Objective.
Restate each of the lines below word for word and drop every picture.

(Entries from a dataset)
** BEGIN **

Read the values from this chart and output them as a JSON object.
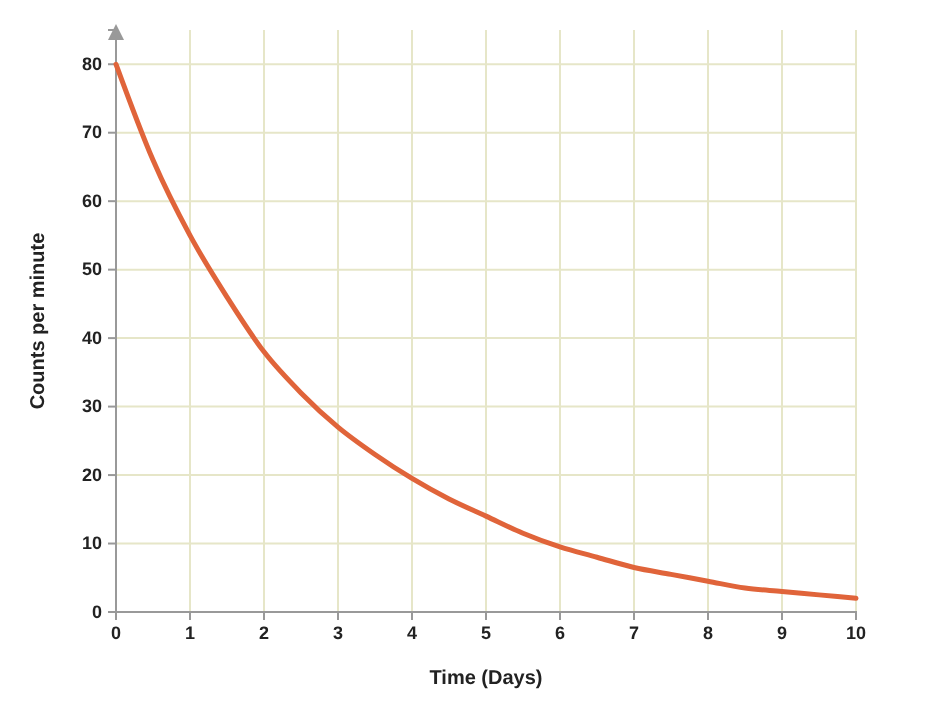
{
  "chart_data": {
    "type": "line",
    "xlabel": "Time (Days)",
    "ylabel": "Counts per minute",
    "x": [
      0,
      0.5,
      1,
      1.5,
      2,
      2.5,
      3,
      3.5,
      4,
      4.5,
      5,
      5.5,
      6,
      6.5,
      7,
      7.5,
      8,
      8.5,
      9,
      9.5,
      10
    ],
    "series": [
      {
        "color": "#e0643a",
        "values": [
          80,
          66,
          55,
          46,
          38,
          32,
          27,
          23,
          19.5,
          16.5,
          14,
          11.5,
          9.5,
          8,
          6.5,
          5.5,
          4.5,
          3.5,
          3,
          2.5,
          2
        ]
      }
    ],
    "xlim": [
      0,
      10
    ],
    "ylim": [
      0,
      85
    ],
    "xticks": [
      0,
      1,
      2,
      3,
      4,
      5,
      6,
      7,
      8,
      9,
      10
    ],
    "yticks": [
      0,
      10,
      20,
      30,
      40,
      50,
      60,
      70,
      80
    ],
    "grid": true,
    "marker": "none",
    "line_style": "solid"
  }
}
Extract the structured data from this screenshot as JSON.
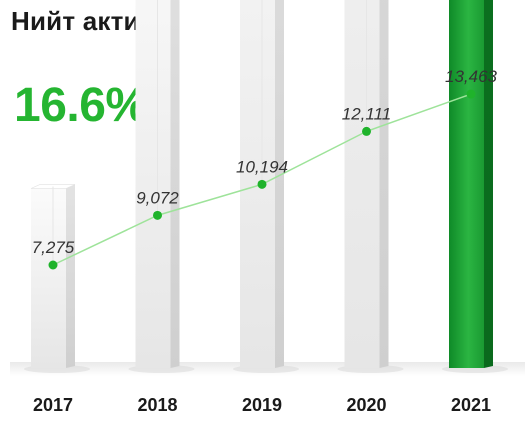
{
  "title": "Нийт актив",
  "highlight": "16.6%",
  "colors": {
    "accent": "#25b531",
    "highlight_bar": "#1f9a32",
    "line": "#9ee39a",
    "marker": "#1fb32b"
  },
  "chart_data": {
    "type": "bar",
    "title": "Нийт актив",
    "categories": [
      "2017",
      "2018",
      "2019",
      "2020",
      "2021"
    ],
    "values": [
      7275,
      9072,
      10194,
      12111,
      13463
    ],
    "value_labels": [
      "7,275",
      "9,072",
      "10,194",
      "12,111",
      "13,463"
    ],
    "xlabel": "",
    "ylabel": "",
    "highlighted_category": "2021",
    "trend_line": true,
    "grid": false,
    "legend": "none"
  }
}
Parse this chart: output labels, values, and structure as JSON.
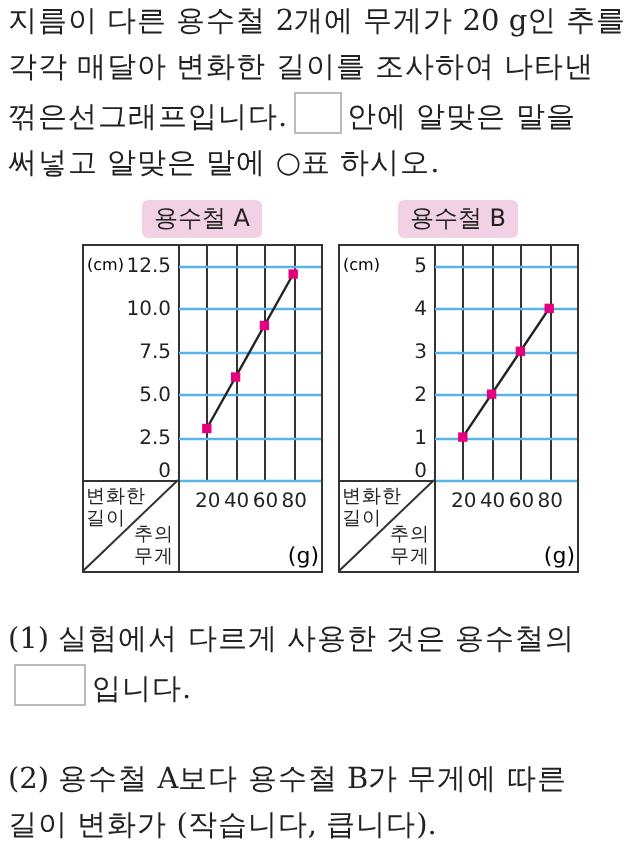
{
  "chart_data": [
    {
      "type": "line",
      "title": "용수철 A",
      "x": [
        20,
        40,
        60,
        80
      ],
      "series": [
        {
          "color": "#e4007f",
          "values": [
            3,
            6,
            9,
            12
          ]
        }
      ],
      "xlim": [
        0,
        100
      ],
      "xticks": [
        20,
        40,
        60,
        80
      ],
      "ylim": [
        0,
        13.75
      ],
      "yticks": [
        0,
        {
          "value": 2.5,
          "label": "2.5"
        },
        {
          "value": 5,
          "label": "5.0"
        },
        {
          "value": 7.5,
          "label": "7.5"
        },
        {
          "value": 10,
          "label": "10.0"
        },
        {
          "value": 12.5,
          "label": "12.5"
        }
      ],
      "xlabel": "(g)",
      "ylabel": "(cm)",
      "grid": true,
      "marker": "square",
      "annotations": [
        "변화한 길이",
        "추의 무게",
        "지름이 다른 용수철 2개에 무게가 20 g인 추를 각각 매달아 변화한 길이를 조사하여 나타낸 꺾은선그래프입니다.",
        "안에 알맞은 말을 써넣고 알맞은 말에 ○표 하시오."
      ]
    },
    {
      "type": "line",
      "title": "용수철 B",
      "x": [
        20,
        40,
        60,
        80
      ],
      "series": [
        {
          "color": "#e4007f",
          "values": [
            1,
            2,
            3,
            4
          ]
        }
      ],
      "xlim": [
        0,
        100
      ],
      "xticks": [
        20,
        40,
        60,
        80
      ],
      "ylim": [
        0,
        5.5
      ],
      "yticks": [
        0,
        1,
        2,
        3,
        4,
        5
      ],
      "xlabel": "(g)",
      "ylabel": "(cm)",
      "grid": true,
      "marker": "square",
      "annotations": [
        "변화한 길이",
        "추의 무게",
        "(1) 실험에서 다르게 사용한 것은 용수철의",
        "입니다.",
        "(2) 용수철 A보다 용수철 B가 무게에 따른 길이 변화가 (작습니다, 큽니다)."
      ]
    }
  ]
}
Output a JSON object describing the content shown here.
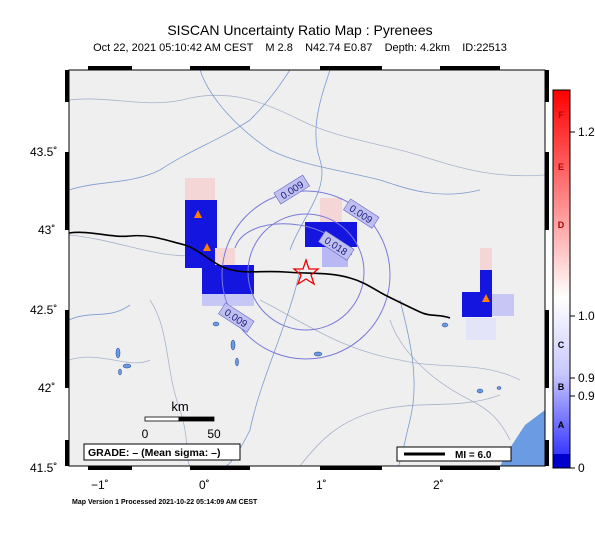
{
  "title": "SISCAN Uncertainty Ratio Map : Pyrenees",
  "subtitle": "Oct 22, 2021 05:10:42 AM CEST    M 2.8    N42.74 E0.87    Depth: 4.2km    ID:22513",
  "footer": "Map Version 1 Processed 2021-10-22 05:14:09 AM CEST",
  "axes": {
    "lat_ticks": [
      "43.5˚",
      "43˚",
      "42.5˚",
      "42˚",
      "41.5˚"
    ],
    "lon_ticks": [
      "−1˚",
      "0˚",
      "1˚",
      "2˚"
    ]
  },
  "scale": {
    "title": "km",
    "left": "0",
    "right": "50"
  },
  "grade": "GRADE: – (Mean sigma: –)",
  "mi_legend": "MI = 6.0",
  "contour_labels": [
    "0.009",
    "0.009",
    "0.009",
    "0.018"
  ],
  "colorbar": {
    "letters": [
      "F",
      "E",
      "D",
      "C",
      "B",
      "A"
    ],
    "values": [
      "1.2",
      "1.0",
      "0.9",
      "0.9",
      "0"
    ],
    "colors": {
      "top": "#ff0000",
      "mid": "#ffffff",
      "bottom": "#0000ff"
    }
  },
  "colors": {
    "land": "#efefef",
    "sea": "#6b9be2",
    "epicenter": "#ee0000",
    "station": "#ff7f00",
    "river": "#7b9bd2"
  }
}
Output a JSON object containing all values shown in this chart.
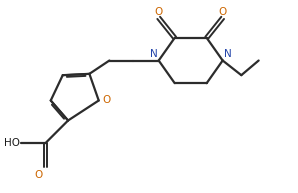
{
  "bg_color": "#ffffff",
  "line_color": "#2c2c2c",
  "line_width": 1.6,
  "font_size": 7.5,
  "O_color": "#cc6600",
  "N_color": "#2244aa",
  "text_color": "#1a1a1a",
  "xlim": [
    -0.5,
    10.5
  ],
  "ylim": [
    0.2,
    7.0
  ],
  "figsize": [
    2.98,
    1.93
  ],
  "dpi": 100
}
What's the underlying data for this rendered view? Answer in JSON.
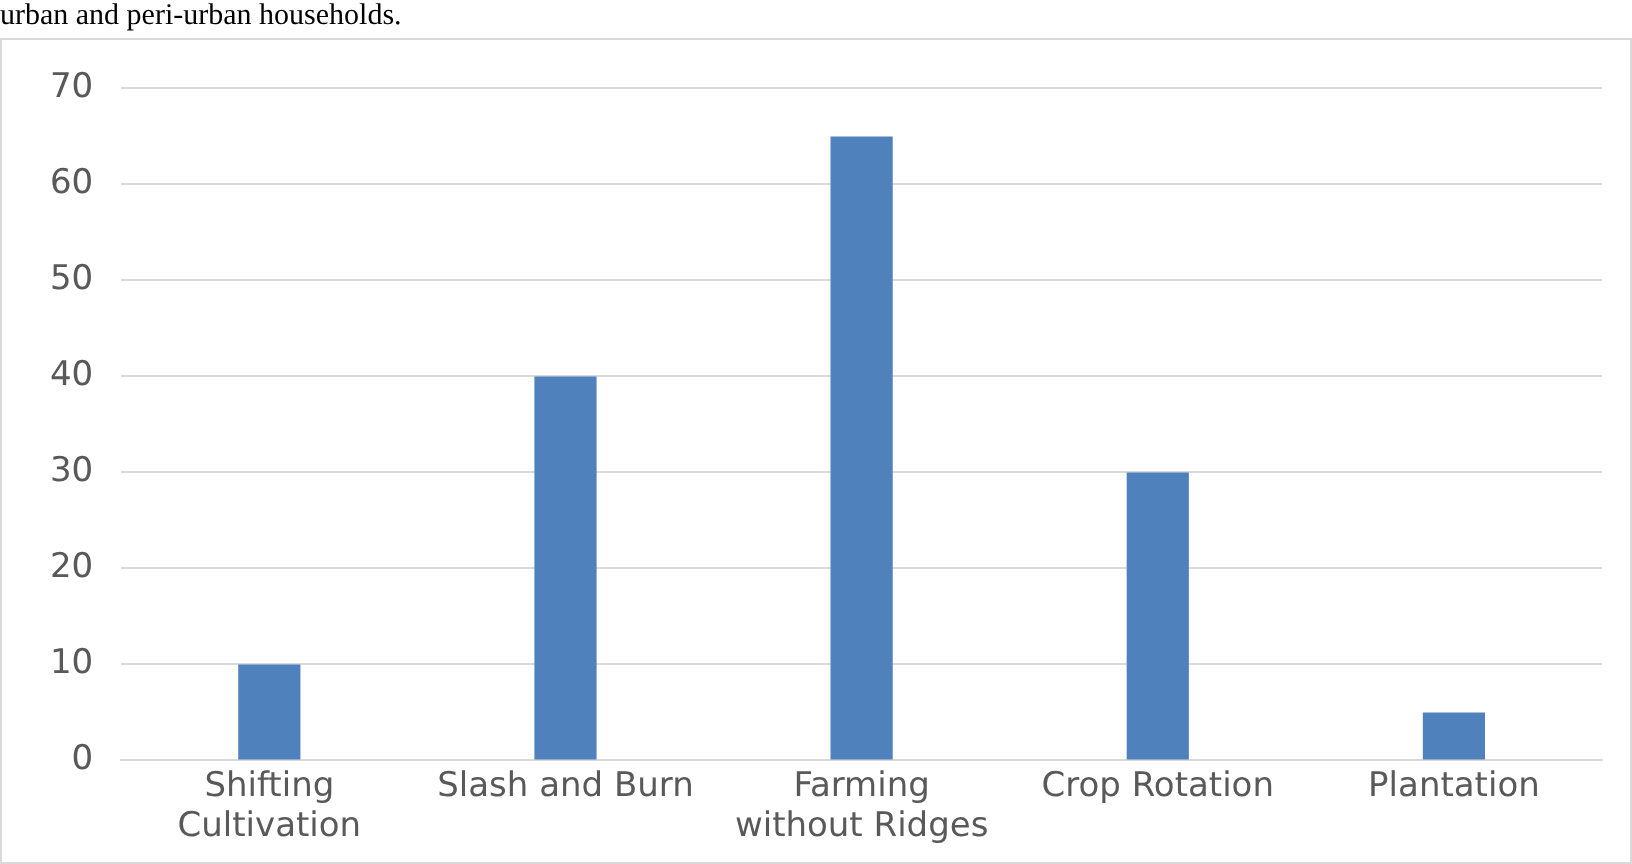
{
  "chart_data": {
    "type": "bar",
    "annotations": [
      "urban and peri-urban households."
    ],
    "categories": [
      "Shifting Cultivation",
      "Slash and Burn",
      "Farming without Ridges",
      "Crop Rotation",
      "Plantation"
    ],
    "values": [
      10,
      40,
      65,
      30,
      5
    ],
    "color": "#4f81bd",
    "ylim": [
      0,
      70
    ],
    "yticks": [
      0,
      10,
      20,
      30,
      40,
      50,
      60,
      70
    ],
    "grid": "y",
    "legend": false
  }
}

** END **

Task solution.
Read the values from this chart and output them as a JSON object.
{
  "chart_data": {
    "type": "line",
    "xlabel": "Time (Days)",
    "ylabel": "Counts per minute",
    "x": [
      0,
      0.5,
      1,
      1.5,
      2,
      2.5,
      3,
      3.5,
      4,
      4.5,
      5,
      5.5,
      6,
      6.5,
      7,
      7.5,
      8,
      8.5,
      9,
      9.5,
      10
    ],
    "series": [
      {
        "color": "#e0643a",
        "values": [
          80,
          66,
          55,
          46,
          38,
          32,
          27,
          23,
          19.5,
          16.5,
          14,
          11.5,
          9.5,
          8,
          6.5,
          5.5,
          4.5,
          3.5,
          3,
          2.5,
          2
        ]
      }
    ],
    "xlim": [
      0,
      10
    ],
    "ylim": [
      0,
      85
    ],
    "xticks": [
      0,
      1,
      2,
      3,
      4,
      5,
      6,
      7,
      8,
      9,
      10
    ],
    "yticks": [
      0,
      10,
      20,
      30,
      40,
      50,
      60,
      70,
      80
    ],
    "grid": true,
    "marker": "none",
    "line_style": "solid"
  }
}
Extract the structured data from this screenshot as JSON.
{
  "title": "Нийт актив",
  "highlight": "16.6%",
  "colors": {
    "accent": "#25b531",
    "highlight_bar": "#1f9a32",
    "line": "#9ee39a",
    "marker": "#1fb32b"
  },
  "chart_data": {
    "type": "bar",
    "title": "Нийт актив",
    "categories": [
      "2017",
      "2018",
      "2019",
      "2020",
      "2021"
    ],
    "values": [
      7275,
      9072,
      10194,
      12111,
      13463
    ],
    "value_labels": [
      "7,275",
      "9,072",
      "10,194",
      "12,111",
      "13,463"
    ],
    "xlabel": "",
    "ylabel": "",
    "highlighted_category": "2021",
    "trend_line": true,
    "grid": false,
    "legend": "none"
  }
}
Parse this chart: output labels, values, and structure as JSON.
{
  "chart_data": [
    {
      "type": "line",
      "title": "용수철 A",
      "x": [
        20,
        40,
        60,
        80
      ],
      "series": [
        {
          "color": "#e4007f",
          "values": [
            3,
            6,
            9,
            12
          ]
        }
      ],
      "xlim": [
        0,
        100
      ],
      "xticks": [
        20,
        40,
        60,
        80
      ],
      "ylim": [
        0,
        13.75
      ],
      "yticks": [
        0,
        {
          "value": 2.5,
          "label": "2.5"
        },
        {
          "value": 5,
          "label": "5.0"
        },
        {
          "value": 7.5,
          "label": "7.5"
        },
        {
          "value": 10,
          "label": "10.0"
        },
        {
          "value": 12.5,
          "label": "12.5"
        }
      ],
      "xlabel": "(g)",
      "ylabel": "(cm)",
      "grid": true,
      "marker": "square",
      "annotations": [
        "변화한 길이",
        "추의 무게",
        "지름이 다른 용수철 2개에 무게가 20 g인 추를 각각 매달아 변화한 길이를 조사하여 나타낸 꺾은선그래프입니다.",
        "안에 알맞은 말을 써넣고 알맞은 말에 ○표 하시오."
      ]
    },
    {
      "type": "line",
      "title": "용수철 B",
      "x": [
        20,
        40,
        60,
        80
      ],
      "series": [
        {
          "color": "#e4007f",
          "values": [
            1,
            2,
            3,
            4
          ]
        }
      ],
      "xlim": [
        0,
        100
      ],
      "xticks": [
        20,
        40,
        60,
        80
      ],
      "ylim": [
        0,
        5.5
      ],
      "yticks": [
        0,
        1,
        2,
        3,
        4,
        5
      ],
      "xlabel": "(g)",
      "ylabel": "(cm)",
      "grid": true,
      "marker": "square",
      "annotations": [
        "변화한 길이",
        "추의 무게",
        "(1) 실험에서 다르게 사용한 것은 용수철의",
        "입니다.",
        "(2) 용수철 A보다 용수철 B가 무게에 따른 길이 변화가 (작습니다, 큽니다)."
      ]
    }
  ]
}
Output a JSON object describing the content shown here.
{
  "title": "SISCAN Uncertainty Ratio Map : Pyrenees",
  "subtitle": "Oct 22, 2021 05:10:42 AM CEST    M 2.8    N42.74 E0.87    Depth: 4.2km    ID:22513",
  "footer": "Map Version 1 Processed 2021-10-22 05:14:09 AM CEST",
  "axes": {
    "lat_ticks": [
      "43.5˚",
      "43˚",
      "42.5˚",
      "42˚",
      "41.5˚"
    ],
    "lon_ticks": [
      "−1˚",
      "0˚",
      "1˚",
      "2˚"
    ]
  },
  "scale": {
    "title": "km",
    "left": "0",
    "right": "50"
  },
  "grade": "GRADE: – (Mean sigma: –)",
  "mi_legend": "MI = 6.0",
  "contour_labels": [
    "0.009",
    "0.009",
    "0.009",
    "0.018"
  ],
  "colorbar": {
    "letters": [
      "F",
      "E",
      "D",
      "C",
      "B",
      "A"
    ],
    "values": [
      "1.2",
      "1.0",
      "0.9",
      "0.9",
      "0"
    ],
    "colors": {
      "top": "#ff0000",
      "mid": "#ffffff",
      "bottom": "#0000ff"
    }
  },
  "colors": {
    "land": "#efefef",
    "sea": "#6b9be2",
    "epicenter": "#ee0000",
    "station": "#ff7f00",
    "river": "#7b9bd2"
  }
}
Output a JSON object containing all values shown in this chart.
{
  "bg_color": "#ffffff",
  "line_color": "#2c2c2c",
  "line_width": 1.6,
  "font_size": 7.5,
  "O_color": "#cc6600",
  "N_color": "#2244aa",
  "text_color": "#1a1a1a",
  "xlim": [
    -0.5,
    10.5
  ],
  "ylim": [
    0.2,
    7.0
  ],
  "figsize": [
    2.98,
    1.93
  ],
  "dpi": 100
}
What's the underlying data for this rendered view? Answer in JSON.
{
  "chart_data": {
    "type": "bar",
    "annotations": [
      "urban and peri-urban households."
    ],
    "categories": [
      "Shifting Cultivation",
      "Slash and Burn",
      "Farming without Ridges",
      "Crop Rotation",
      "Plantation"
    ],
    "values": [
      10,
      40,
      65,
      30,
      5
    ],
    "color": "#4f81bd",
    "ylim": [
      0,
      70
    ],
    "yticks": [
      0,
      10,
      20,
      30,
      40,
      50,
      60,
      70
    ],
    "grid": "y",
    "legend": false
  }
}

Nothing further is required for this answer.